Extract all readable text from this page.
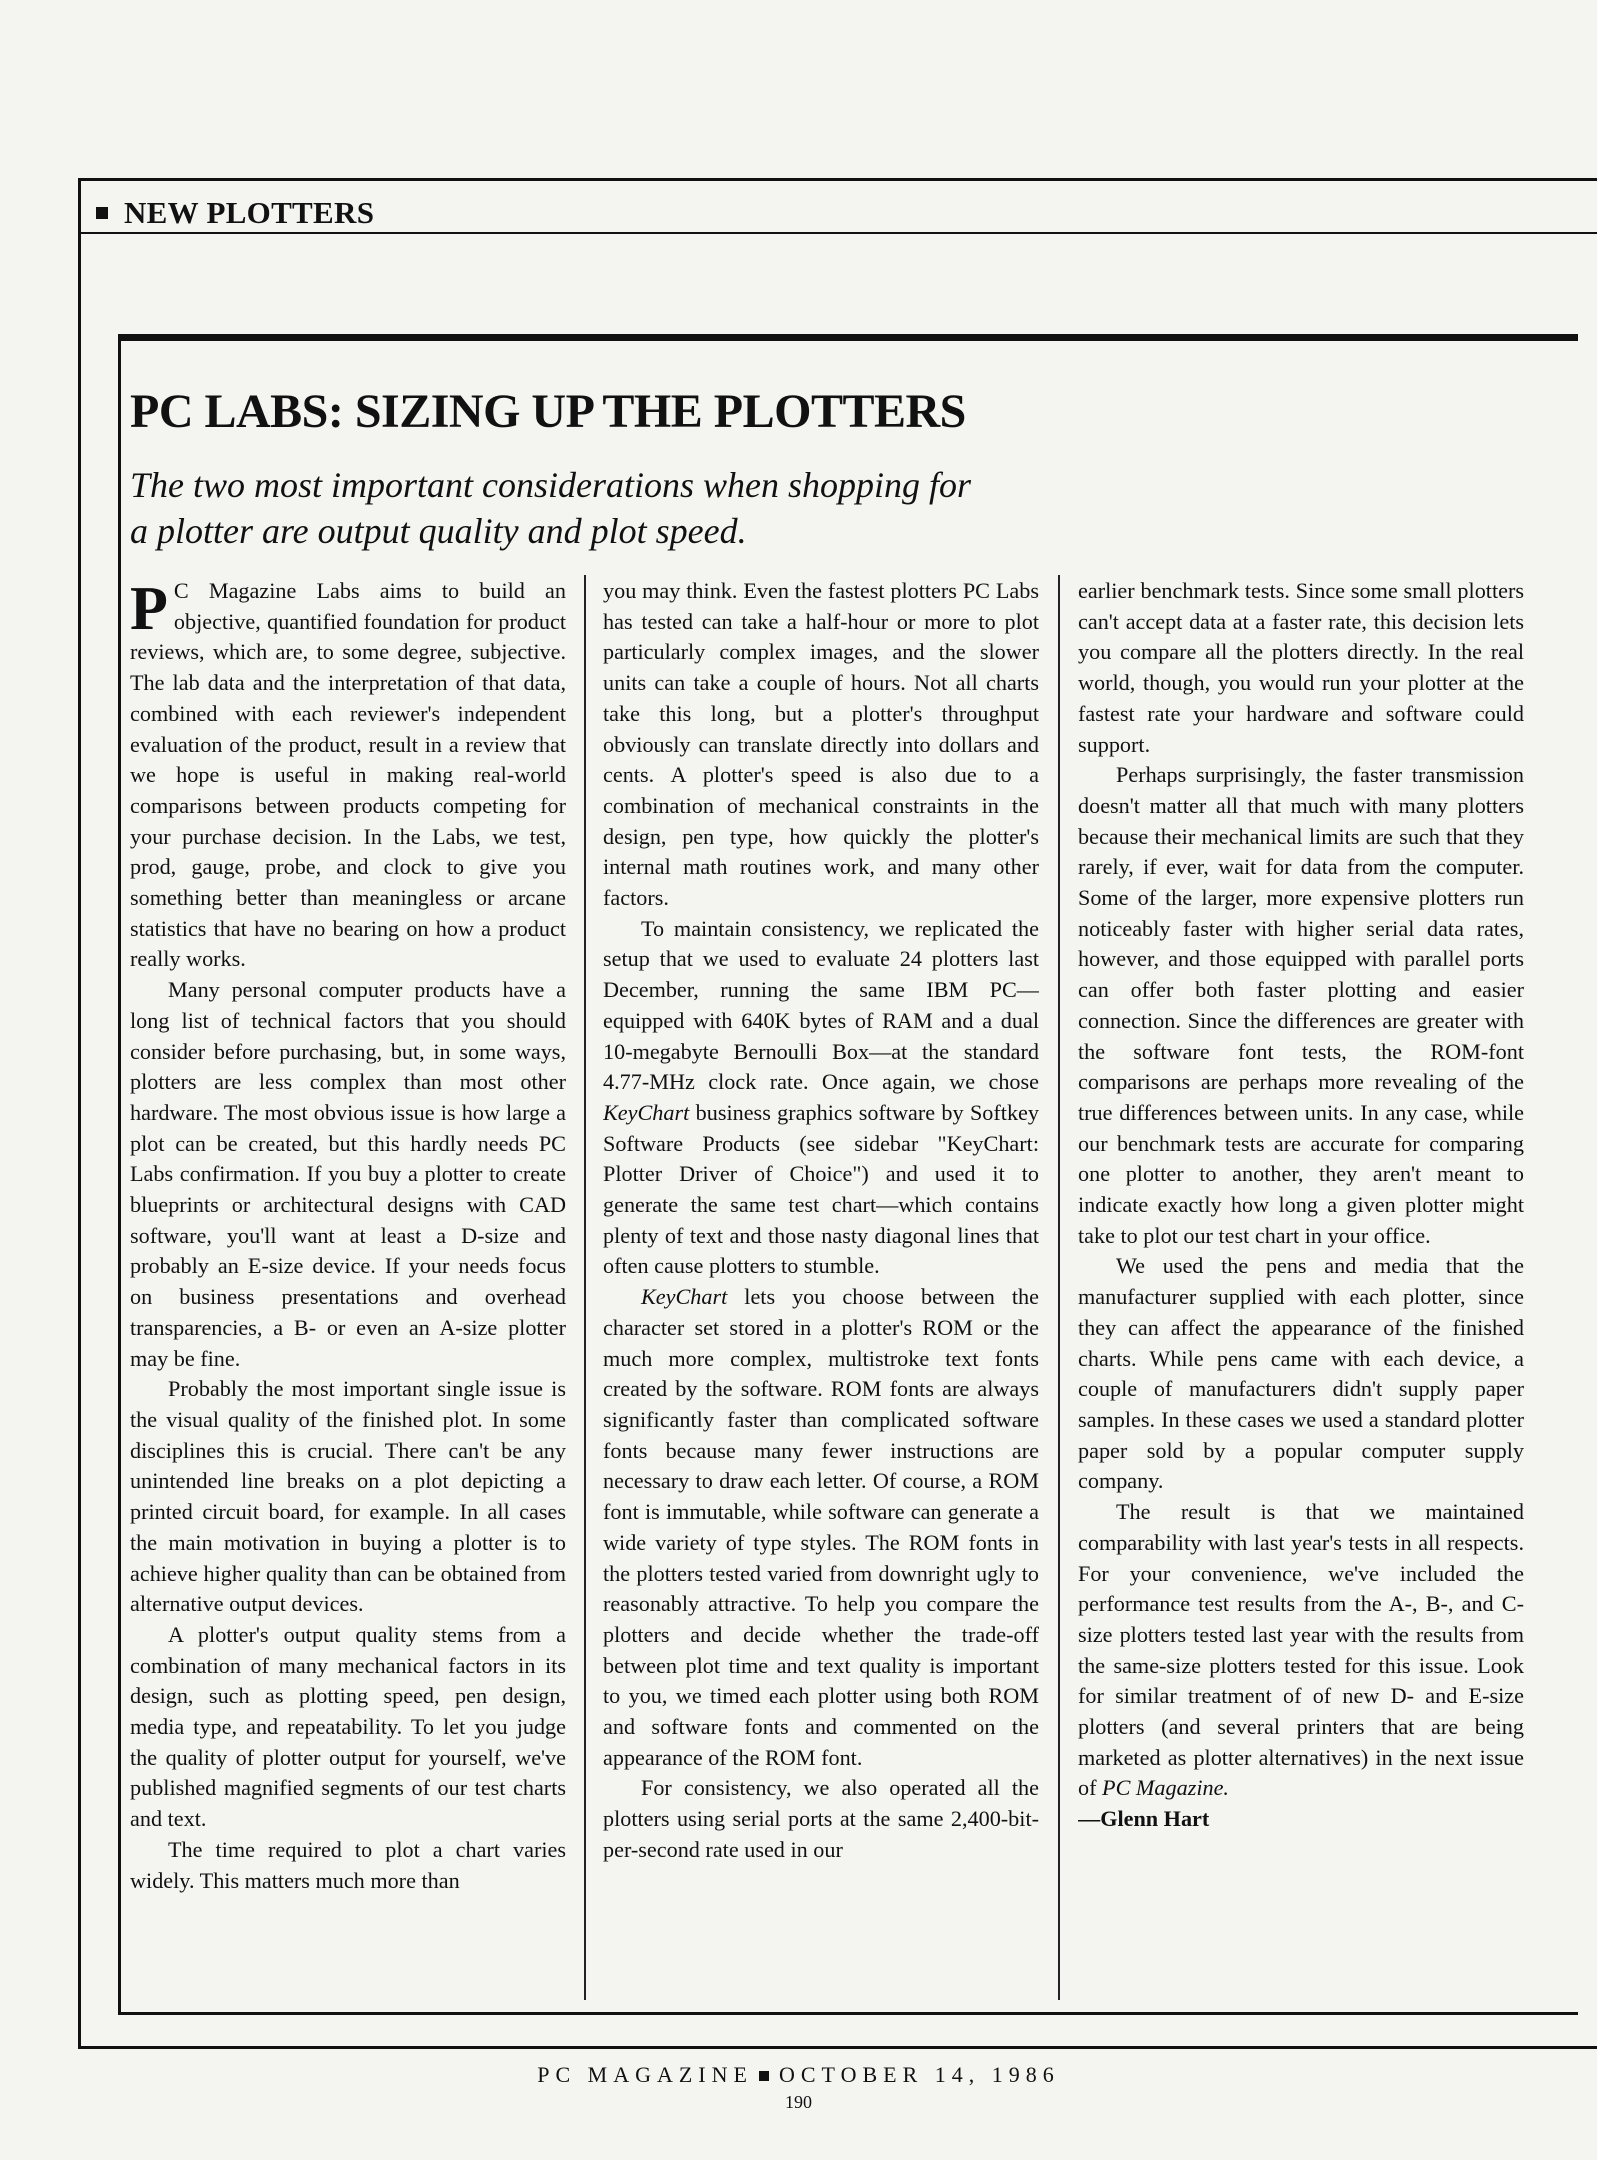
NEW PLOTTERS
PC LABS: SIZING UP THE PLOTTERS

The two most important considerations when shopping for
a plotter are output quality and plot speed.

P C Magazine Labs aims to build an objective, quantified foundation for product reviews, which are, to some degree, subjective. The lab data and the interpretation of that data, combined with each reviewer's independent evaluation of the product, result in a review that we hope is useful in making real-world comparisons between products competing for your purchase decision. In the Labs, we test, prod, gauge, probe, and clock to give you something better than meaningless or arcane statistics that have no bearing on how a product really works.

Many personal computer products have a long list of technical factors that you should consider before purchasing, but, in some ways, plotters are less complex than most other hardware. The most obvious issue is how large a plot can be created, but this hardly needs PC Labs confirmation. If you buy a plotter to create blueprints or architectural designs with CAD software, you'll want at least a D-size and probably an E-size device. If your needs focus on business presentations and overhead transparencies, a B- or even an A-size plotter may be fine.

Probably the most important single issue is the visual quality of the finished plot. In some disciplines this is crucial. There can't be any unintended line breaks on a plot depicting a printed circuit board, for example. In all cases the main motivation in buying a plotter is to achieve higher quality than can be obtained from alternative output devices.

A plotter's output quality stems from a combination of many mechanical factors in its design, such as plotting speed, pen design, media type, and repeatability. To let you judge the quality of plotter output for yourself, we've published magnified segments of our test charts and text.

The time required to plot a chart varies widely. This matters much more than

you may think. Even the fastest plotters PC Labs has tested can take a half-hour or more to plot particularly complex images, and the slower units can take a couple of hours. Not all charts take this long, but a plotter's throughput obviously can translate directly into dollars and cents. A plotter's speed is also due to a combination of mechanical constraints in the design, pen type, how quickly the plotter's internal math routines work, and many other factors.

To maintain consistency, we replicated the setup that we used to evaluate 24 plotters last December, running the same IBM PC—equipped with 640K bytes of RAM and a dual 10-megabyte Bernoulli Box—at the standard 4.77-MHz clock rate. Once again, we chose KeyChart business graphics software by Softkey Software Products (see sidebar "KeyChart: Plotter Driver of Choice") and used it to generate the same test chart—which contains plenty of text and those nasty diagonal lines that often cause plotters to stumble.

KeyChart lets you choose between the character set stored in a plotter's ROM or the much more complex, multistroke text fonts created by the software. ROM fonts are always significantly faster than complicated software fonts because many fewer instructions are necessary to draw each letter. Of course, a ROM font is immutable, while software can generate a wide variety of type styles. The ROM fonts in the plotters tested varied from downright ugly to reasonably attractive. To help you compare the plotters and decide whether the trade-off between plot time and text quality is important to you, we timed each plotter using both ROM and software fonts and commented on the appearance of the ROM font.

For consistency, we also operated all the plotters using serial ports at the same 2,400-bit-per-second rate used in our

earlier benchmark tests. Since some small plotters can't accept data at a faster rate, this decision lets you compare all the plotters directly. In the real world, though, you would run your plotter at the fastest rate your hardware and software could support.

Perhaps surprisingly, the faster transmission doesn't matter all that much with many plotters because their mechanical limits are such that they rarely, if ever, wait for data from the computer. Some of the larger, more expensive plotters run noticeably faster with higher serial data rates, however, and those equipped with parallel ports can offer both faster plotting and easier connection. Since the differences are greater with the software font tests, the ROM-font comparisons are perhaps more revealing of the true differences between units. In any case, while our benchmark tests are accurate for comparing one plotter to another, they aren't meant to indicate exactly how long a given plotter might take to plot our test chart in your office.

We used the pens and media that the manufacturer supplied with each plotter, since they can affect the appearance of the finished charts. While pens came with each device, a couple of manufacturers didn't supply paper samples. In these cases we used a standard plotter paper sold by a popular computer supply company.

The result is that we maintained comparability with last year's tests in all respects. For your convenience, we've included the performance test results from the A-, B-, and C-size plotters tested last year with the results from the same-size plotters tested for this issue. Look for similar treatment of of new D- and E-size plotters (and several printers that are being marketed as plotter alternatives) in the next issue of PC Magazine.

—Glenn Hart

PC MAGAZINE OCTOBER 14, 1986
190
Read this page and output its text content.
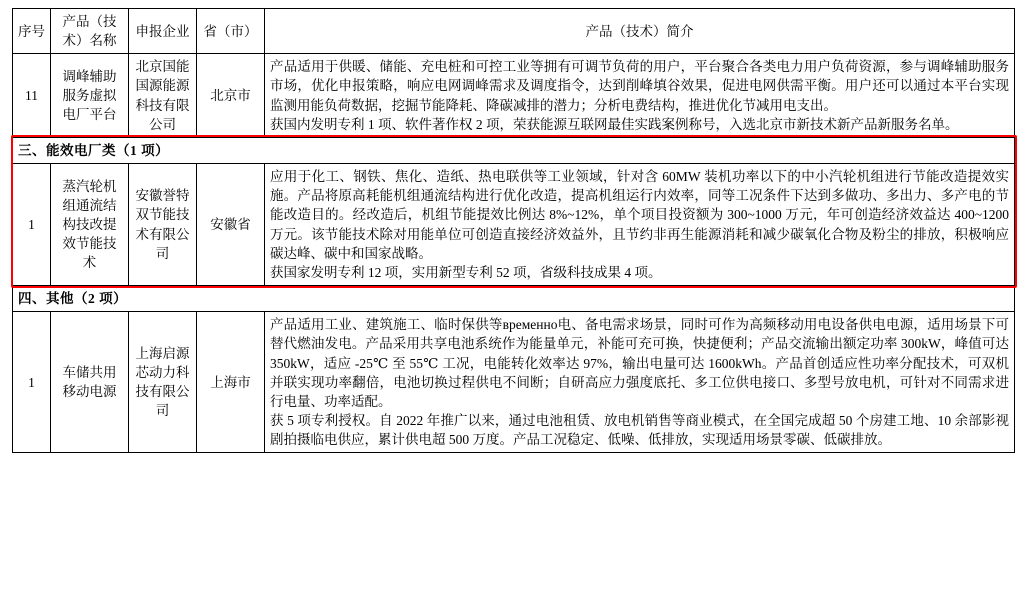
序号	产品（技术）名称	申报企业	省（市）	产品（技术）简介
11	调峰辅助服务虚拟电厂平台	北京国能国源能源科技有限公司	北京市	产品适用于供暖、储能、充电桩和可控工业等拥有可调节负荷的用户，平台聚合各类电力用户负荷资源，参与调峰辅助服务市场，优化申报策略，响应电网调峰需求及调度指令，达到削峰填谷效果，促进电网供需平衡。用户还可以通过本平台实现监测用能负荷数据，挖掘节能降耗、降碳减排的潜力；分析电费结构，推进优化节减用电支出。

获国内发明专利 1 项、软件著作权 2 项，荣获能源互联网最佳实践案例称号，入选北京市新技术新产品新服务名单。

三、能效电厂类（1 项）				
1	蒸汽轮机组通流结构技改提效节能技术	安徽誉特双节能技术有限公司	安徽省	应用于化工、钢铁、焦化、造纸、热电联供等工业领域，针对含 60MW 装机功率以下的中小汽轮机组进行节能改造提效实施。产品将原高耗能机组通流结构进行优化改造，提高机组运行内效率，同等工况条件下达到多做功、多出力、多产电的节能改造目的。经改造后，机组节能提效比例达 8%~12%，单个项目投资额为 300~1000 万元，年可创造经济效益达 400~1200 万元。该节能技术除对用能单位可创造直接经济效益外，且节约非再生能源消耗和减少碳氧化合物及粉尘的排放，积极响应碳达峰、碳中和国家战略。

获国家发明专利 12 项，实用新型专利 52 项，省级科技成果 4 项。

四、其他（2 项）				
1	车储共用移动电源	上海启源芯动力科技有限公司	上海市	产品适用工业、建筑施工、临时保供等временно电、备电需求场景，同时可作为高频移动用电设备供电电源，适用场景下可替代燃油发电。产品采用共享电池系统作为能量单元，补能可充可换，快捷便利；产品交流输出额定功率 300kW，峰值可达 350kW，适应 -25℃ 至 55℃ 工况，电能转化效率达 97%，输出电量可达 1600kWh。产品首创适应性功率分配技术，可双机并联实现功率翻倍，电池切换过程供电不间断；自研高应力强度底托、多工位供电接口、多型号放电机，可针对不同需求进行电量、功率适配。

获 5 项专利授权。自 2022 年推广以来，通过电池租赁、放电机销售等商业模式，在全国完成超 50 个房建工地、10 余部影视剧拍摄临电供应，累计供电超 500 万度。产品工况稳定、低噪、低排放，实现适用场景零碳、低碳排放。
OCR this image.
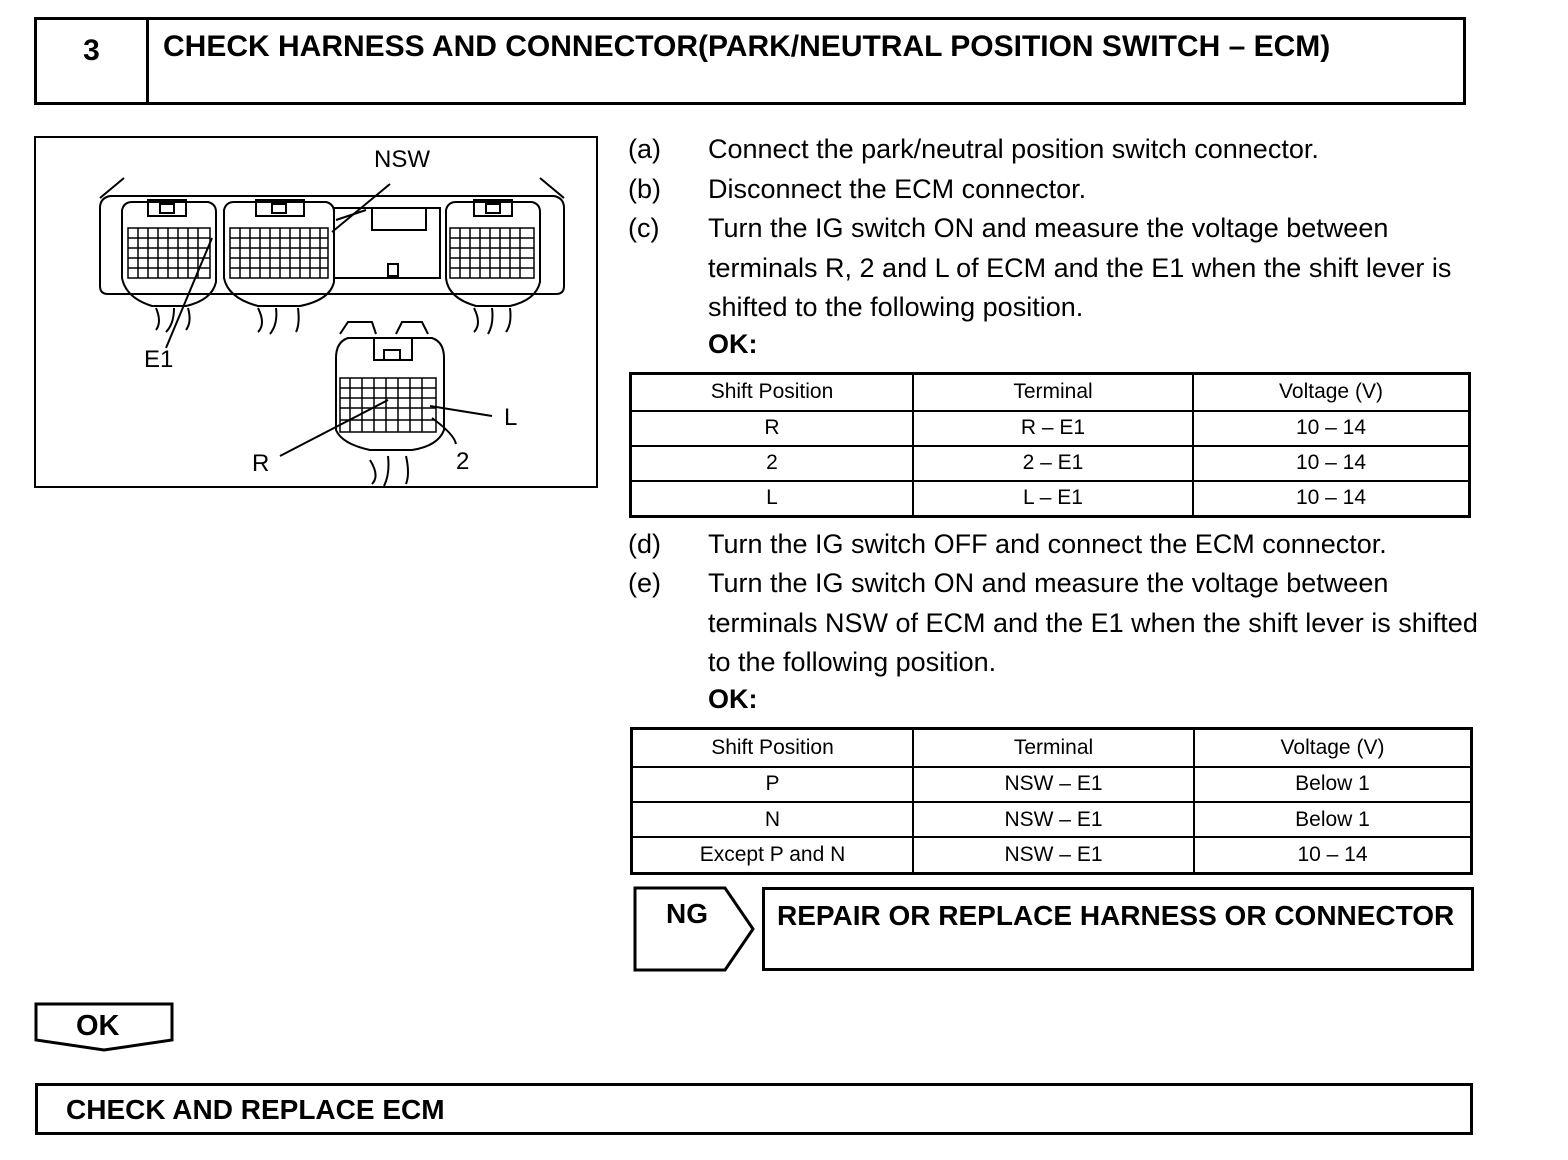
3	CHECK HARNESS AND CONNECTOR(PARK/NEUTRAL POSITION SWITCH – ECM)
NSW
E1
L
R	2
(a) Connect the park/neutral position switch connector.
(b) Disconnect the ECM connector.
(c) Turn the IG switch ON and measure the voltage between terminals R, 2 and L of ECM and the E1 when the shift lever is shifted to the following position.
OK:
Shift Position	Terminal	Voltage (V)
R	R – E1	10 – 14
2	2 – E1	10 – 14
L	L – E1	10 – 14
(d) Turn the IG switch OFF and connect the ECM connector.
(e) Turn the IG switch ON and measure the voltage between terminals NSW of ECM and the E1 when the shift lever is shifted to the following position.
OK:
Shift Position	Terminal	Voltage (V)
P	NSW – E1	Below 1
N	NSW – E1	Below 1
Except P and N	NSW – E1	10 – 14
NG REPAIR OR REPLACE HARNESS OR CONNECTOR
OK
CHECK AND REPLACE ECM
☆ ☆ ☆ ☆ ☆ ☆ ☆
STATED TASK: Return the lines of the records that include the string "factors".

EXERCISE OUTPUT:
Many personal computer products have a long list of technical factors that you should consider before purchasing, but, in some ways, plotters are less complex than most other hardware. The most obvious issue is how large a plot can be created, but this hardly needs PC Labs confirmation. If you buy a plotter to create blueprints or architectural designs with CAD software, you'll want at least a D-size and probably an E-size device. If your needs focus on business presentations and overhead transparencies, a B- or even an A-size plotter may be fine.
A plotter's output quality stems from a combination of many mechanical factors in its design, such as plotting speed, pen design, media type, and repeatability. To let you judge the quality of plotter output for yourself, we've published magnified segments of our test charts and text.
you may think. Even the fastest plotters PC Labs has tested can take a half-hour or more to plot particularly complex images, and the slower units can take a couple of hours. Not all charts take this long, but a plotter's throughput obviously can translate directly into dollars and cents. A plotter's speed is also due to a combination of mechanical constraints in the design, pen type, how quickly the plotter's internal math routines work, and many other factors.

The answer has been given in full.